Dataset excerpt:

-*-

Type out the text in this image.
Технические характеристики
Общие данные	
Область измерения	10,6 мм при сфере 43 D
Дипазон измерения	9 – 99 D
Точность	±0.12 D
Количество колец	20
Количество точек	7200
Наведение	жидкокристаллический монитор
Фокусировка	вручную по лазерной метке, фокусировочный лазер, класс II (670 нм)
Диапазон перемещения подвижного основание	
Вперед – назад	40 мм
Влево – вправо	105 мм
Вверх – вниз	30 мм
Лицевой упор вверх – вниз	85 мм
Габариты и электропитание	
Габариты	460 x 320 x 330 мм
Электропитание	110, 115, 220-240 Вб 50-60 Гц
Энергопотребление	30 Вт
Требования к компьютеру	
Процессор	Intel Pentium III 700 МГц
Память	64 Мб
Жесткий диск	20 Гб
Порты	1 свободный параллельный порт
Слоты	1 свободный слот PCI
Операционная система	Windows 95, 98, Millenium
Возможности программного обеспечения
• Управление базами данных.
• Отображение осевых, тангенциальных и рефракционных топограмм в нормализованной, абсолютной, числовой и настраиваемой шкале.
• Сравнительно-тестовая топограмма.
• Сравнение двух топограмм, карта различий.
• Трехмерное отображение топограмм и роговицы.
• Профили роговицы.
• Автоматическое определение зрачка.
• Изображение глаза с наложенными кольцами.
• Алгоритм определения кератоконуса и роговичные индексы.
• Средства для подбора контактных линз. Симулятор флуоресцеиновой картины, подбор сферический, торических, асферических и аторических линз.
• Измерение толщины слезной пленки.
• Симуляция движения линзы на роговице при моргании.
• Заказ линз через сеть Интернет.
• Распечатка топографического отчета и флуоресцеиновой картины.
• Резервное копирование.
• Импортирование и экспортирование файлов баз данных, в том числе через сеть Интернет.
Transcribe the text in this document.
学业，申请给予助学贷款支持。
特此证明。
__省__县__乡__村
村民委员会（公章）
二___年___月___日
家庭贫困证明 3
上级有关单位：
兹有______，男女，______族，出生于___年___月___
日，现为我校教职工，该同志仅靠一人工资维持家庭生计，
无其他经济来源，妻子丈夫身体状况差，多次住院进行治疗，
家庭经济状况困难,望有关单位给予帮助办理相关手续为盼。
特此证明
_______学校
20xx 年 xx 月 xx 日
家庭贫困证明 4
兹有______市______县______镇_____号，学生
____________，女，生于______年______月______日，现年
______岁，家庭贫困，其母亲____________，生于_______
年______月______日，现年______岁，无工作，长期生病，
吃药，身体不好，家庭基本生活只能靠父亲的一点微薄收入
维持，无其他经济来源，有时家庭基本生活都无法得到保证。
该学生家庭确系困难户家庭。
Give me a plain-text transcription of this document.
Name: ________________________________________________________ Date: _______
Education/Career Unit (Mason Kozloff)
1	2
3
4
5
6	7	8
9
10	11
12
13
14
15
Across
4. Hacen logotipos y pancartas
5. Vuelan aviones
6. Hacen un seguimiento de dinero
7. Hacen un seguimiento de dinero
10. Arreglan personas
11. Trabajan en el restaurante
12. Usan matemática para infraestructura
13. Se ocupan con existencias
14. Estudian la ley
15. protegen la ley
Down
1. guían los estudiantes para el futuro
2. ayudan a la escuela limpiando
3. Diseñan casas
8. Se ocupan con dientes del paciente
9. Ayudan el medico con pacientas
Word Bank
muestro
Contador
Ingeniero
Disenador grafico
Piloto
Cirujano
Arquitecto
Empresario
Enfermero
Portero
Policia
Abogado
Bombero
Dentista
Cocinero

-*-

Return every line from the one holding "Transcribe the text in this document." through the end of the data, exactly as it appears, with both ends kept and nothing else.

FULL SOLUTION:
Transcribe the text in this document.
学业，申请给予助学贷款支持。
特此证明。
__省__县__乡__村
村民委员会（公章）
二___年___月___日
家庭贫困证明 3
上级有关单位：
兹有______，男女，______族，出生于___年___月___
日，现为我校教职工，该同志仅靠一人工资维持家庭生计，
无其他经济来源，妻子丈夫身体状况差，多次住院进行治疗，
家庭经济状况困难,望有关单位给予帮助办理相关手续为盼。
特此证明
_______学校
20xx 年 xx 月 xx 日
家庭贫困证明 4
兹有______市______县______镇_____号，学生
____________，女，生于______年______月______日，现年
______岁，家庭贫困，其母亲____________，生于_______
年______月______日，现年______岁，无工作，长期生病，
吃药，身体不好，家庭基本生活只能靠父亲的一点微薄收入
维持，无其他经济来源，有时家庭基本生活都无法得到保证。
该学生家庭确系困难户家庭。
Give me a plain-text transcription of this document.
Name: ________________________________________________________ Date: _______
Education/Career Unit (Mason Kozloff)
1	2
3
4
5
6	7	8
9
10	11
12
13
14
15
Across
4. Hacen logotipos y pancartas
5. Vuelan aviones
6. Hacen un seguimiento de dinero
7. Hacen un seguimiento de dinero
10. Arreglan personas
11. Trabajan en el restaurante
12. Usan matemática para infraestructura
13. Se ocupan con existencias
14. Estudian la ley
15. protegen la ley
Down
1. guían los estudiantes para el futuro
2. ayudan a la escuela limpiando
3. Diseñan casas
8. Se ocupan con dientes del paciente
9. Ayudan el medico con pacientas
Word Bank
muestro
Contador
Ingeniero
Disenador grafico
Piloto
Cirujano
Arquitecto
Empresario
Enfermero
Portero
Policia
Abogado
Bombero
Dentista
Cocinero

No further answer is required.